Instruction: Your task is to copy every line of the records below that contains "defined".

The input:
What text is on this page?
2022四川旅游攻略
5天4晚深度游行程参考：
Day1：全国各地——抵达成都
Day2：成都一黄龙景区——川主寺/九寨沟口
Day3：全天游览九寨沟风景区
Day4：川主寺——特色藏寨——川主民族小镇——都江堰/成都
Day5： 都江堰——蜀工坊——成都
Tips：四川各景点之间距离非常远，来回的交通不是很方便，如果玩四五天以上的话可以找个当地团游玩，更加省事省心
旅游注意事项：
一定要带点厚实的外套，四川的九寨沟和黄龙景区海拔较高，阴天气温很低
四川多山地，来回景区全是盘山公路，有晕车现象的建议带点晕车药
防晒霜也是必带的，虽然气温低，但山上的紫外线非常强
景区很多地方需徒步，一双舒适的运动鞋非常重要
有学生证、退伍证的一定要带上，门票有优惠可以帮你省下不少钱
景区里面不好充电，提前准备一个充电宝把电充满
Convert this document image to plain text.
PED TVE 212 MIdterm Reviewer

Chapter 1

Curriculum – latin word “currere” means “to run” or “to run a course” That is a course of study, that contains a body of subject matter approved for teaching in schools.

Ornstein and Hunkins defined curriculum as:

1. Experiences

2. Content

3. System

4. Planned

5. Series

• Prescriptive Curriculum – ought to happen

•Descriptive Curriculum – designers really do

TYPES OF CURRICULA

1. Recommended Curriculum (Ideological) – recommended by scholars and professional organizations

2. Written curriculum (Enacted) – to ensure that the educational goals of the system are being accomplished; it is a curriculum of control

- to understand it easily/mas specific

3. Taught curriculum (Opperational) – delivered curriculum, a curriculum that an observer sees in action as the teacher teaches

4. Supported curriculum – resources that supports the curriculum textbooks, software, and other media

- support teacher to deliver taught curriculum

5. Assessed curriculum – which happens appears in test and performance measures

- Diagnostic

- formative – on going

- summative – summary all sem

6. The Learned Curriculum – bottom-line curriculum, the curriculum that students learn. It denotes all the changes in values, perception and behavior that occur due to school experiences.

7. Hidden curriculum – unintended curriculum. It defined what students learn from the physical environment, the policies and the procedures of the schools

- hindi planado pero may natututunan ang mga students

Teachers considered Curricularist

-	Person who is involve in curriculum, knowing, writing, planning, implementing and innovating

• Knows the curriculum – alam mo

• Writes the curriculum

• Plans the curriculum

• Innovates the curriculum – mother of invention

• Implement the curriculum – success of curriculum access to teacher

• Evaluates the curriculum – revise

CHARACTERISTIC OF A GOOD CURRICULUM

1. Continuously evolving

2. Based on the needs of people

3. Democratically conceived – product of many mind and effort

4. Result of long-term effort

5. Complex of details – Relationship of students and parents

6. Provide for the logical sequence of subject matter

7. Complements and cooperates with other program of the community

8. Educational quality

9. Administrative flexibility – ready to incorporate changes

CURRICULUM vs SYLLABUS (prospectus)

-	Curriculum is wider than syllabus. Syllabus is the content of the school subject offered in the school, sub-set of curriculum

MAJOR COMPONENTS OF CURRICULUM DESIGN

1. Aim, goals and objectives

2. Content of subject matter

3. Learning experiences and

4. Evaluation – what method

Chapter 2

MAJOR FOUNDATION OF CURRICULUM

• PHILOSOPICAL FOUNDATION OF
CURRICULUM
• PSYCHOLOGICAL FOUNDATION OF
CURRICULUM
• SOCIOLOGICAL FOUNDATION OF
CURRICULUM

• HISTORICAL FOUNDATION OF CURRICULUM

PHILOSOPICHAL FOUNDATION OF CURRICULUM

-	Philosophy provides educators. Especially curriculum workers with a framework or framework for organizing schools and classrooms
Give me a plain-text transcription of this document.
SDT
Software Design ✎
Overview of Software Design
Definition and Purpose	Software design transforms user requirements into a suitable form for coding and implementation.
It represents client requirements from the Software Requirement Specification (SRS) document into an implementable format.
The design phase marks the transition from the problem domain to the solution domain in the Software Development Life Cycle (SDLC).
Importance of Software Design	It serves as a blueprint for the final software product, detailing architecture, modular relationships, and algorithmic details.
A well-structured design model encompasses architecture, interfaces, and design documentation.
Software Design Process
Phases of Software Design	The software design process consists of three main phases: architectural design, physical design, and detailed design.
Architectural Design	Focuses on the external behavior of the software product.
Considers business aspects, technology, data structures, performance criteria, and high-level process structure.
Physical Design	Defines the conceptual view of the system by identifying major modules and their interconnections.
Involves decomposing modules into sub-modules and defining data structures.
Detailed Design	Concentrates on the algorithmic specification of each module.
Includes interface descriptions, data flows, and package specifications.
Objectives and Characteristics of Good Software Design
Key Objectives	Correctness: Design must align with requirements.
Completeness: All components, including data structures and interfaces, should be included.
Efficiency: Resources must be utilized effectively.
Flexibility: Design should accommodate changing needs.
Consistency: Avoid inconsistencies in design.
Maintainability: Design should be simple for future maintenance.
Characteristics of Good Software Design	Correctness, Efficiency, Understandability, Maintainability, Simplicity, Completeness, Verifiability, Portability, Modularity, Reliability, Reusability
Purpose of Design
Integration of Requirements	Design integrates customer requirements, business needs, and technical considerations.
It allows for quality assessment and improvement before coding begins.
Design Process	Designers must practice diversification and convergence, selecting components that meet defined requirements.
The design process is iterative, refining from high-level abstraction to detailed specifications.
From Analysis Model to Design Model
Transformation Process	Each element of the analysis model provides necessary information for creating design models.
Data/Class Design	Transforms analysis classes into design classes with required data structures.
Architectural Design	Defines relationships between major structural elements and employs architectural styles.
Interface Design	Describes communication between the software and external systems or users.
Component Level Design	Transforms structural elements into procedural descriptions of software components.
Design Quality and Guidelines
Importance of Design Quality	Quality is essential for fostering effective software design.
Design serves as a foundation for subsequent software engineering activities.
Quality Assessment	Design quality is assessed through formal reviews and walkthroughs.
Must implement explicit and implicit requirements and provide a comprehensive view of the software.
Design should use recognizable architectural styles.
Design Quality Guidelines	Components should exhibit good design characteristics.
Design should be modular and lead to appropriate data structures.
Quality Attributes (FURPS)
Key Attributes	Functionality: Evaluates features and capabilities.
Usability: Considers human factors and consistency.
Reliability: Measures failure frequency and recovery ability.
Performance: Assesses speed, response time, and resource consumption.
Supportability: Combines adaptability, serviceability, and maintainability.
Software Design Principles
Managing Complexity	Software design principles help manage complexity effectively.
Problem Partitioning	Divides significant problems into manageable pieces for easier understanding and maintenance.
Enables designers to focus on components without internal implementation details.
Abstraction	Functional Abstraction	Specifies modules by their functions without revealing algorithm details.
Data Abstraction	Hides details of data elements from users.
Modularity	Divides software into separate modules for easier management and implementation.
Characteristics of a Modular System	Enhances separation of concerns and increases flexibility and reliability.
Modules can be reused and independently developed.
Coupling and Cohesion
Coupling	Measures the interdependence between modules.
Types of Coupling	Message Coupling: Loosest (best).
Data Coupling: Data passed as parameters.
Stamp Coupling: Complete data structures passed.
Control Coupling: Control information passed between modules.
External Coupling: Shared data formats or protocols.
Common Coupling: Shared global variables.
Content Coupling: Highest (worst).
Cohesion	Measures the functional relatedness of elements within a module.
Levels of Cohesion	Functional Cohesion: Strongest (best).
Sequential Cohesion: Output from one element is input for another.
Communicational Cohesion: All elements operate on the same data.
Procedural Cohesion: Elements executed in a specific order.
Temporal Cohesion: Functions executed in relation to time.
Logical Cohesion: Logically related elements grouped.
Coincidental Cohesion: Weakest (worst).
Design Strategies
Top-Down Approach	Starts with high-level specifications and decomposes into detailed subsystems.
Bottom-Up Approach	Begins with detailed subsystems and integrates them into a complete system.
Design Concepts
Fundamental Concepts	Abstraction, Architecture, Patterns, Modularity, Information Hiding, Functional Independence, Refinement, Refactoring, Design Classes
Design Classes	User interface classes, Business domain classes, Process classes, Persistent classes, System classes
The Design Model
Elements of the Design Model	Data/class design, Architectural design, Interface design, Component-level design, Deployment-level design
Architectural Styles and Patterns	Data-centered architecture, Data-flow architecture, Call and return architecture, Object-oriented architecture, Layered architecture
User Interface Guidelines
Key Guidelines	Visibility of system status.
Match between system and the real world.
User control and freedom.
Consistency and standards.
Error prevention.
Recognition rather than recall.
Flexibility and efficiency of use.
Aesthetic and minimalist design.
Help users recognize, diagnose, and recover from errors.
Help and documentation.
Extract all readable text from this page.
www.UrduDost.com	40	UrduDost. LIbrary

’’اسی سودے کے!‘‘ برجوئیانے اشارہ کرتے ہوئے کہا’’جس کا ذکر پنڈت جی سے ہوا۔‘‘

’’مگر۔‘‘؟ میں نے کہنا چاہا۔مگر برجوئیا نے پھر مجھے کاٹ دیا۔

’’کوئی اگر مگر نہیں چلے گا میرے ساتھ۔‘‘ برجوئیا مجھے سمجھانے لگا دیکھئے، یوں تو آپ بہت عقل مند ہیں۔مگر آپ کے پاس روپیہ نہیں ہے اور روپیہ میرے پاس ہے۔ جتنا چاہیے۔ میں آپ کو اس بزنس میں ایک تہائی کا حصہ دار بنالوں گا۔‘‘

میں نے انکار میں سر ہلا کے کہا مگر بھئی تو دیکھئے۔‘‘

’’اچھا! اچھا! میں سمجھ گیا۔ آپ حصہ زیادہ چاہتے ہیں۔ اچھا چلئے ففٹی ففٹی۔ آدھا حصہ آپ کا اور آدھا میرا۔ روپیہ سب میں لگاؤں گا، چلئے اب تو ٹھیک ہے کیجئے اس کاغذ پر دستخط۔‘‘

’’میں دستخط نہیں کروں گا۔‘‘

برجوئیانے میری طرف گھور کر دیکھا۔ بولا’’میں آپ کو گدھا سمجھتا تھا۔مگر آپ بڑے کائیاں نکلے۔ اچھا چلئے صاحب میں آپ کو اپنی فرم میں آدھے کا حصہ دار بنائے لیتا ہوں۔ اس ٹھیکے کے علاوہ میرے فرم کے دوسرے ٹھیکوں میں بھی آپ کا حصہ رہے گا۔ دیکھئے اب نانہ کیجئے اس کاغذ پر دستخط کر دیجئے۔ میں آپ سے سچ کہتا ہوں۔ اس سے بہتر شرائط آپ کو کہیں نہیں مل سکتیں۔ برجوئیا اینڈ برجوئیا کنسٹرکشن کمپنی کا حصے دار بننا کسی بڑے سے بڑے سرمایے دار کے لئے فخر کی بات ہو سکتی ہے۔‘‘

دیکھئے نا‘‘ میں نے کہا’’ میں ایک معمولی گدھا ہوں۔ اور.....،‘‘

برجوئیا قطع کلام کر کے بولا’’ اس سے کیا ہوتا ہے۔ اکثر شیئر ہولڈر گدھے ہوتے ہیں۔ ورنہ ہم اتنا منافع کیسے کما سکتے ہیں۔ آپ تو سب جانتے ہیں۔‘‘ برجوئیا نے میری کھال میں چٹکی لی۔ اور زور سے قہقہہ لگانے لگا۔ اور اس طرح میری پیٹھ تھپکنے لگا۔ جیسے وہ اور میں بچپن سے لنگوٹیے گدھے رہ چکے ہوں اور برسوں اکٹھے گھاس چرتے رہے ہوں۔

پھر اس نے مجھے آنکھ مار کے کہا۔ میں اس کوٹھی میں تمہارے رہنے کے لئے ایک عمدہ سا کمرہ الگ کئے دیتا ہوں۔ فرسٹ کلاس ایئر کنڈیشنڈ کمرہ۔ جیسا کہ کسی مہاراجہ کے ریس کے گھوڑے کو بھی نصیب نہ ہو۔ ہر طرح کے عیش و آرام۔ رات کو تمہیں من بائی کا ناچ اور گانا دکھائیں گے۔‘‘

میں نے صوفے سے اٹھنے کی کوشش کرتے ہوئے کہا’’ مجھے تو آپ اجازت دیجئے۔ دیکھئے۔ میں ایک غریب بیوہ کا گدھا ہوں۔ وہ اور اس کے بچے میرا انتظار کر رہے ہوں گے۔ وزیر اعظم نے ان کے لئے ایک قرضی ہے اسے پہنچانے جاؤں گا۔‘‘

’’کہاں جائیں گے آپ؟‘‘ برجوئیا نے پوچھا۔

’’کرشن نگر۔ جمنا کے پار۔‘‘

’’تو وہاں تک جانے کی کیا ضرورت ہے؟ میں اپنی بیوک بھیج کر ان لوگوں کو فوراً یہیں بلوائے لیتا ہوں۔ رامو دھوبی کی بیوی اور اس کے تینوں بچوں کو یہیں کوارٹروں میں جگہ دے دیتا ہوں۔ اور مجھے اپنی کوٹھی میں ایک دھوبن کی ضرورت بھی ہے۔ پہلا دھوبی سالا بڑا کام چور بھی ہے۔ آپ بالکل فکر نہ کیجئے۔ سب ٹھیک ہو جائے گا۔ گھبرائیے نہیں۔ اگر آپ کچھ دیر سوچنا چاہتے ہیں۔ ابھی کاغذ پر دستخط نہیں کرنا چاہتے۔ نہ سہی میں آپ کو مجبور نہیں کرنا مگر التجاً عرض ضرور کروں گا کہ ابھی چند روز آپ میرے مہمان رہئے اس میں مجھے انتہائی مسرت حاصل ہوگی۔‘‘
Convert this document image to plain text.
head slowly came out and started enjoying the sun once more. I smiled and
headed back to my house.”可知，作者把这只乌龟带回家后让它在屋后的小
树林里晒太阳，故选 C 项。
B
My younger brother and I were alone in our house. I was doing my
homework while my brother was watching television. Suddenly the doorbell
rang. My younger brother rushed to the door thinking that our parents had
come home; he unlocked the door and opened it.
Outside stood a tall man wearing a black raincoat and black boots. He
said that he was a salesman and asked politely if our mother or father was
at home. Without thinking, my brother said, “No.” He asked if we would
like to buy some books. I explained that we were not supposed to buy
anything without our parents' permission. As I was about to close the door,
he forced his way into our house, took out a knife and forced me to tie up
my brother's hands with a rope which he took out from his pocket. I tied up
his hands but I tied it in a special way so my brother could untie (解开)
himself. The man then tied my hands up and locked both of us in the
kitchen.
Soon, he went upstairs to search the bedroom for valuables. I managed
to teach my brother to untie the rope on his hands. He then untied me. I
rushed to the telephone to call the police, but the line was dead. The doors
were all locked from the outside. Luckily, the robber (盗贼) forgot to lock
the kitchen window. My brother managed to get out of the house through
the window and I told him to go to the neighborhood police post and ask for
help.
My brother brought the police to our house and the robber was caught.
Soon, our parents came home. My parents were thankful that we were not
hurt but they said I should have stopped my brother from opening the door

Output below:
Ornstein and Hunkins defined curriculum as:
7. Hidden curriculum – unintended curriculum. It defined what students learn from the physical environment, the policies and the procedures of the schools
Design Process	Designers must practice diversification and convergence, selecting components that meet defined requirements.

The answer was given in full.